=== BRIEF ===
Look through the material below and give the number of lines holding "check", with no other words.

=== DATA FOR THIS EXERCISE ===
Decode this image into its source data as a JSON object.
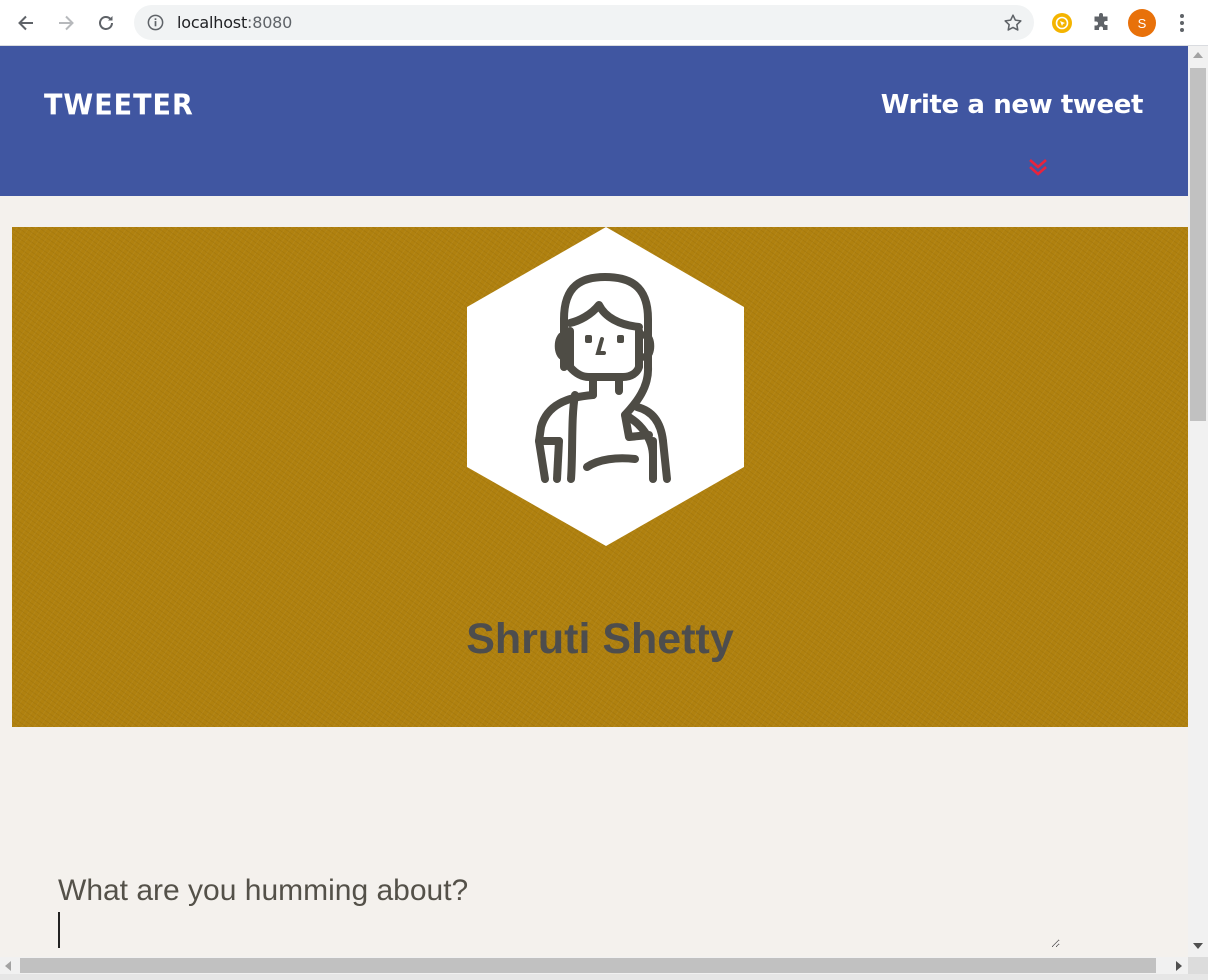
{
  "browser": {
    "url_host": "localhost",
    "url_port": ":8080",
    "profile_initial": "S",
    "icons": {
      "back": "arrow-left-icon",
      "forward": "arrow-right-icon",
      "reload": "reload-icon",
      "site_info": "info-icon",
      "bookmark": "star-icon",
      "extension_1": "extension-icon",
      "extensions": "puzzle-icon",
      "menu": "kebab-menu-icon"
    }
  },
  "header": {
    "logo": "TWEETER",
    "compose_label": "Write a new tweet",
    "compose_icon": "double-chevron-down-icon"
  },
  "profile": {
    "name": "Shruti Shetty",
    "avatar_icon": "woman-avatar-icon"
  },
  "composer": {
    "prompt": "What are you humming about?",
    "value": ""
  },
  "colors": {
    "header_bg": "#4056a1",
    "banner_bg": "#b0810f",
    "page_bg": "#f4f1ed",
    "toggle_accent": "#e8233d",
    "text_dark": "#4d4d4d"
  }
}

* * *

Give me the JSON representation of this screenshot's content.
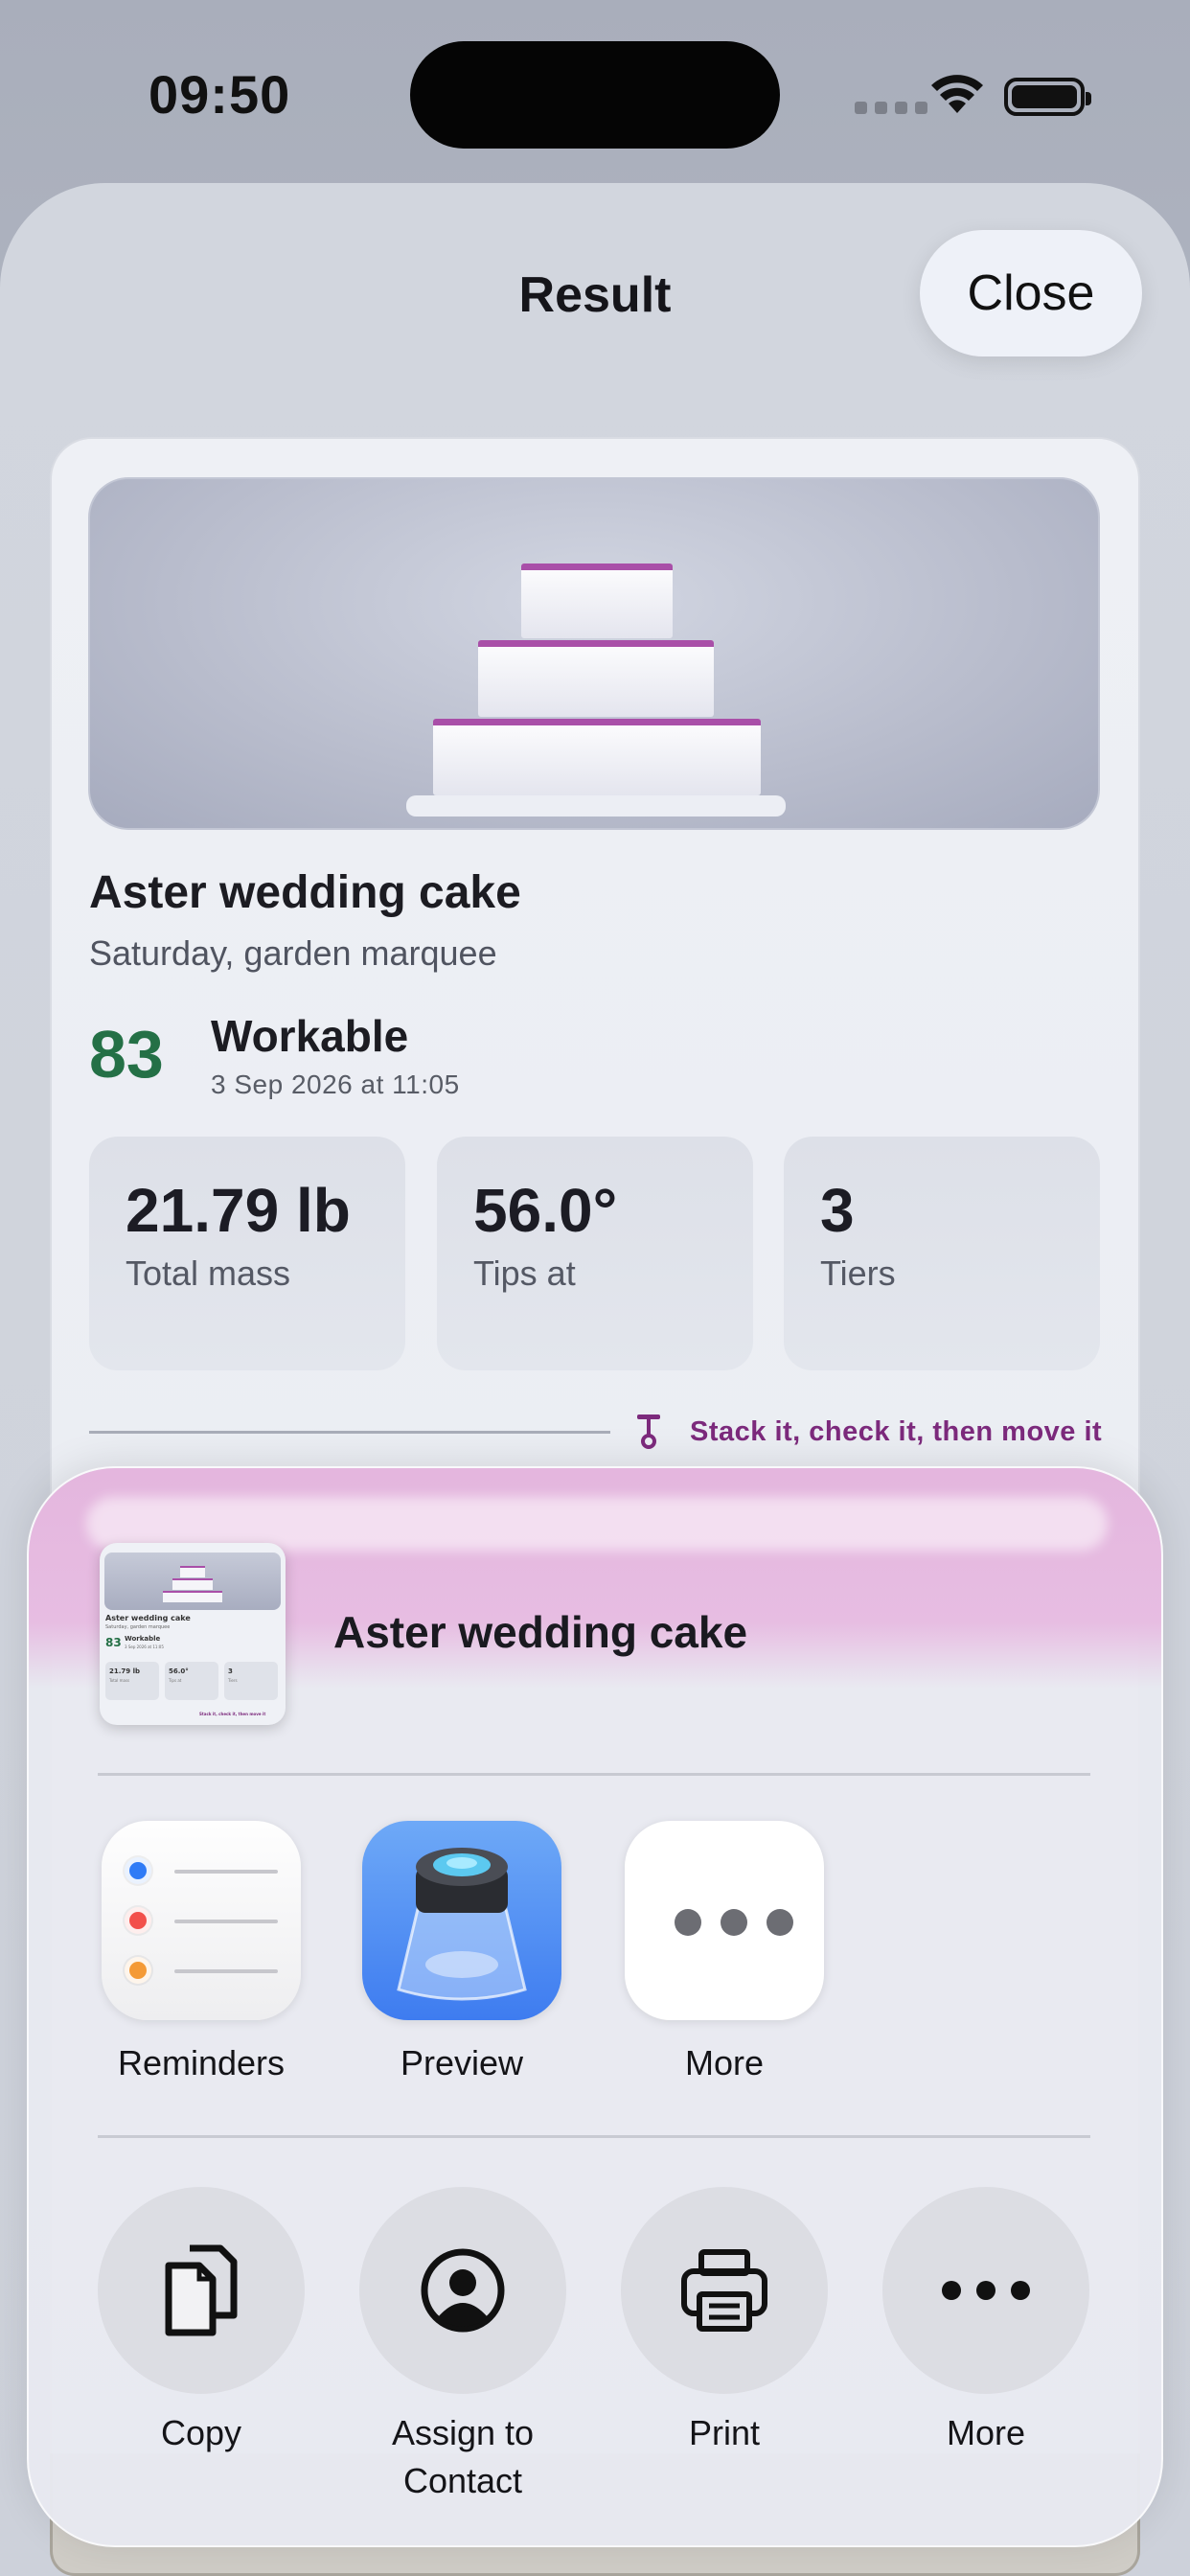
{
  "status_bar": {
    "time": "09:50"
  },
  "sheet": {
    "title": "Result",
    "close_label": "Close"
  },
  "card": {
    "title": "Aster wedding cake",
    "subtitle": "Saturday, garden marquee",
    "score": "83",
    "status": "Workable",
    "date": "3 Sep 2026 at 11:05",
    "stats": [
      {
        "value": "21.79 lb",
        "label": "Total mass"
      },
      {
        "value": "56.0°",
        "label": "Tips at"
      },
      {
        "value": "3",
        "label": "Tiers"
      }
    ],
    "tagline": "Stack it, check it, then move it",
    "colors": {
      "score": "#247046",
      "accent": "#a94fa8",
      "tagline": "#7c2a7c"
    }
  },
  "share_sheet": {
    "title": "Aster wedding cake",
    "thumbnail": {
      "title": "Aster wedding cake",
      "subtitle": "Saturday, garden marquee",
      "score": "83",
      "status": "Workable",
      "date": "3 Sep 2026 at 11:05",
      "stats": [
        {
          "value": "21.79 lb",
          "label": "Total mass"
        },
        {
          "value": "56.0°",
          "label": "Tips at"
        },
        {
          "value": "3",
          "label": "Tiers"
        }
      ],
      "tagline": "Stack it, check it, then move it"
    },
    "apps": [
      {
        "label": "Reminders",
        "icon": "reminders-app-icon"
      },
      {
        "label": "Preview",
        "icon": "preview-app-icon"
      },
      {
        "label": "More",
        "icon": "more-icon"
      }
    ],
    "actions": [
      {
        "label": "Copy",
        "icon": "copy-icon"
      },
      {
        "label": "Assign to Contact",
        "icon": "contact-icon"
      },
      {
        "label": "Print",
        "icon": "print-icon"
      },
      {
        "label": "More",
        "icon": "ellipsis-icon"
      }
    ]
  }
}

=== FINISHED TASK ===
2